**REQUEST**.
Repeat, line for line, the entries printed below.

**Collected data entries**.
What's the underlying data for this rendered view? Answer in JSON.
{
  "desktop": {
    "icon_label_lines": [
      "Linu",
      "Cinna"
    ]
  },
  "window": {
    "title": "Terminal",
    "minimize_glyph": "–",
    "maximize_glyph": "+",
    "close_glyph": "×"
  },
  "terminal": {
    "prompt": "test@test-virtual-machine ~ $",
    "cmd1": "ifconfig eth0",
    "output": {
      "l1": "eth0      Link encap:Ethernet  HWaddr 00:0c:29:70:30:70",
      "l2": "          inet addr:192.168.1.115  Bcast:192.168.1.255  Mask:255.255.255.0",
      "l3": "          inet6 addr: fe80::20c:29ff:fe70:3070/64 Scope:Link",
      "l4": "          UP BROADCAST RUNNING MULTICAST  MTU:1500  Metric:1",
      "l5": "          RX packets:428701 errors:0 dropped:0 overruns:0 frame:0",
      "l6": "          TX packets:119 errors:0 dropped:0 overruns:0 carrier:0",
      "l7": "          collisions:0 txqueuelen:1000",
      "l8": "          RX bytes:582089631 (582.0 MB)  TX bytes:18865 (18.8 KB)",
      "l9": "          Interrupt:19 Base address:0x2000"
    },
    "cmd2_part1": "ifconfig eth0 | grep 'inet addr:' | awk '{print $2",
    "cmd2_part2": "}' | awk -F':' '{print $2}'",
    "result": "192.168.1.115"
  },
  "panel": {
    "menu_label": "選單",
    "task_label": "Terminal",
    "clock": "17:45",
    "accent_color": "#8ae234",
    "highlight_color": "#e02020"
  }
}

**RESPONSE**.
What's the underlying data for this rendered view? Answer in JSON.
{
  "desktop": {
    "icon_label_lines": [
      "Linu",
      "Cinna"
    ]
  },
  "window": {
    "title": "Terminal",
    "minimize_glyph": "–",
    "maximize_glyph": "+",
    "close_glyph": "×"
  },
  "terminal": {
    "prompt": "test@test-virtual-machine ~ $",
    "cmd1": "ifconfig eth0",
    "output": {
      "l1": "eth0      Link encap:Ethernet  HWaddr 00:0c:29:70:30:70",
      "l2": "          inet addr:192.168.1.115  Bcast:192.168.1.255  Mask:255.255.255.0",
      "l3": "          inet6 addr: fe80::20c:29ff:fe70:3070/64 Scope:Link",
      "l4": "          UP BROADCAST RUNNING MULTICAST  MTU:1500  Metric:1",
      "l5": "          RX packets:428701 errors:0 dropped:0 overruns:0 frame:0",
      "l6": "          TX packets:119 errors:0 dropped:0 overruns:0 carrier:0",
      "l7": "          collisions:0 txqueuelen:1000",
      "l8": "          RX bytes:582089631 (582.0 MB)  TX bytes:18865 (18.8 KB)",
      "l9": "          Interrupt:19 Base address:0x2000"
    },
    "cmd2_part1": "ifconfig eth0 | grep 'inet addr:' | awk '{print $2",
    "cmd2_part2": "}' | awk -F':' '{print $2}'",
    "result": "192.168.1.115"
  },
  "panel": {
    "menu_label": "選單",
    "task_label": "Terminal",
    "clock": "17:45",
    "accent_color": "#8ae234",
    "highlight_color": "#e02020"
  }
}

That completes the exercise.